### [Exercise inputs]

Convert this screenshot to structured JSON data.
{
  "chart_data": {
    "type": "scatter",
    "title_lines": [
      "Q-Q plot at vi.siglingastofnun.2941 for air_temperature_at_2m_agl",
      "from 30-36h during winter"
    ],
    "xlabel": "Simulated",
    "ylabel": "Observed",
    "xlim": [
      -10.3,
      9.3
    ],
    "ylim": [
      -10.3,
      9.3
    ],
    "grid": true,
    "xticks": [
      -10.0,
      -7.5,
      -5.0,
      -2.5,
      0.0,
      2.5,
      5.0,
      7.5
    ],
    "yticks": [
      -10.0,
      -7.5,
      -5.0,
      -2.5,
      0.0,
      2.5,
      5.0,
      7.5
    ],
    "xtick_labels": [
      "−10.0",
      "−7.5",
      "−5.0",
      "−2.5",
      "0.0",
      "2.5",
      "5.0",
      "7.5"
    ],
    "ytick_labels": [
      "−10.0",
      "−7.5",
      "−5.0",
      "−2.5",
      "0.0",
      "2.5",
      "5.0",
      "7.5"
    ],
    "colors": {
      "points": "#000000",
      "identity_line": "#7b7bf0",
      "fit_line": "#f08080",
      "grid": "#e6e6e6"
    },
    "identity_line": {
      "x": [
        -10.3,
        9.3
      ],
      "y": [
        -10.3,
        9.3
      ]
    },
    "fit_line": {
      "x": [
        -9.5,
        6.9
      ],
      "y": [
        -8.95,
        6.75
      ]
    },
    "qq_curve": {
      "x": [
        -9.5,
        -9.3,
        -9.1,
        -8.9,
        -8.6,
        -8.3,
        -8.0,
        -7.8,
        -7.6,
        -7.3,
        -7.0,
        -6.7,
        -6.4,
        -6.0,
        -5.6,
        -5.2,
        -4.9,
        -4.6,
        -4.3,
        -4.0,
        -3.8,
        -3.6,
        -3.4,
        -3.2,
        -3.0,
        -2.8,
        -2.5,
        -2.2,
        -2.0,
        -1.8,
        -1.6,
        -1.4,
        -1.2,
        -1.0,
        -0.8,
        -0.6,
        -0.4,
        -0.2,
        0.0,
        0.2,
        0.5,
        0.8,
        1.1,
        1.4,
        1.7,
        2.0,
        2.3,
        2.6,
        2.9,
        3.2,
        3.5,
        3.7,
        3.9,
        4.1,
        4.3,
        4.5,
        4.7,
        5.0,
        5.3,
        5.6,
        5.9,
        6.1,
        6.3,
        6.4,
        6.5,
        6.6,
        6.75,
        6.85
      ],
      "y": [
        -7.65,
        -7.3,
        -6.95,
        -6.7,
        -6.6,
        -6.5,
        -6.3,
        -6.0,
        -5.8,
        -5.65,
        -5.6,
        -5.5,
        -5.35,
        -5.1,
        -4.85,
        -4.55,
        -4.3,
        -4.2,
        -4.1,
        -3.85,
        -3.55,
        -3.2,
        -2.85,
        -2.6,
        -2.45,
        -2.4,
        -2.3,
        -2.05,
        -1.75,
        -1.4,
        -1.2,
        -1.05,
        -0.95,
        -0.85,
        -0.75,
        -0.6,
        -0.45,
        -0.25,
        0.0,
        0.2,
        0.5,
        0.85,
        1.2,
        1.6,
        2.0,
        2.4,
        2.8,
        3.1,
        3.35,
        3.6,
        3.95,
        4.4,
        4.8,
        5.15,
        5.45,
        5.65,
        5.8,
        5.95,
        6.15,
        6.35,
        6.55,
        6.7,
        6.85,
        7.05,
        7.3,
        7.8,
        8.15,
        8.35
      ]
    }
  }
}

### [Stated task]
Using the exact wording, write out all of the records.

### [Exercise output]
Convert this screenshot to structured JSON data.
{
  "chart_data": {
    "type": "scatter",
    "title_lines": [
      "Q-Q plot at vi.siglingastofnun.2941 for air_temperature_at_2m_agl",
      "from 30-36h during winter"
    ],
    "xlabel": "Simulated",
    "ylabel": "Observed",
    "xlim": [
      -10.3,
      9.3
    ],
    "ylim": [
      -10.3,
      9.3
    ],
    "grid": true,
    "xticks": [
      -10.0,
      -7.5,
      -5.0,
      -2.5,
      0.0,
      2.5,
      5.0,
      7.5
    ],
    "yticks": [
      -10.0,
      -7.5,
      -5.0,
      -2.5,
      0.0,
      2.5,
      5.0,
      7.5
    ],
    "xtick_labels": [
      "−10.0",
      "−7.5",
      "−5.0",
      "−2.5",
      "0.0",
      "2.5",
      "5.0",
      "7.5"
    ],
    "ytick_labels": [
      "−10.0",
      "−7.5",
      "−5.0",
      "−2.5",
      "0.0",
      "2.5",
      "5.0",
      "7.5"
    ],
    "colors": {
      "points": "#000000",
      "identity_line": "#7b7bf0",
      "fit_line": "#f08080",
      "grid": "#e6e6e6"
    },
    "identity_line": {
      "x": [
        -10.3,
        9.3
      ],
      "y": [
        -10.3,
        9.3
      ]
    },
    "fit_line": {
      "x": [
        -9.5,
        6.9
      ],
      "y": [
        -8.95,
        6.75
      ]
    },
    "qq_curve": {
      "x": [
        -9.5,
        -9.3,
        -9.1,
        -8.9,
        -8.6,
        -8.3,
        -8.0,
        -7.8,
        -7.6,
        -7.3,
        -7.0,
        -6.7,
        -6.4,
        -6.0,
        -5.6,
        -5.2,
        -4.9,
        -4.6,
        -4.3,
        -4.0,
        -3.8,
        -3.6,
        -3.4,
        -3.2,
        -3.0,
        -2.8,
        -2.5,
        -2.2,
        -2.0,
        -1.8,
        -1.6,
        -1.4,
        -1.2,
        -1.0,
        -0.8,
        -0.6,
        -0.4,
        -0.2,
        0.0,
        0.2,
        0.5,
        0.8,
        1.1,
        1.4,
        1.7,
        2.0,
        2.3,
        2.6,
        2.9,
        3.2,
        3.5,
        3.7,
        3.9,
        4.1,
        4.3,
        4.5,
        4.7,
        5.0,
        5.3,
        5.6,
        5.9,
        6.1,
        6.3,
        6.4,
        6.5,
        6.6,
        6.75,
        6.85
      ],
      "y": [
        -7.65,
        -7.3,
        -6.95,
        -6.7,
        -6.6,
        -6.5,
        -6.3,
        -6.0,
        -5.8,
        -5.65,
        -5.6,
        -5.5,
        -5.35,
        -5.1,
        -4.85,
        -4.55,
        -4.3,
        -4.2,
        -4.1,
        -3.85,
        -3.55,
        -3.2,
        -2.85,
        -2.6,
        -2.45,
        -2.4,
        -2.3,
        -2.05,
        -1.75,
        -1.4,
        -1.2,
        -1.05,
        -0.95,
        -0.85,
        -0.75,
        -0.6,
        -0.45,
        -0.25,
        0.0,
        0.2,
        0.5,
        0.85,
        1.2,
        1.6,
        2.0,
        2.4,
        2.8,
        3.1,
        3.35,
        3.6,
        3.95,
        4.4,
        4.8,
        5.15,
        5.45,
        5.65,
        5.8,
        5.95,
        6.15,
        6.35,
        6.55,
        6.7,
        6.85,
        7.05,
        7.3,
        7.8,
        8.15,
        8.35
      ]
    }
  }
}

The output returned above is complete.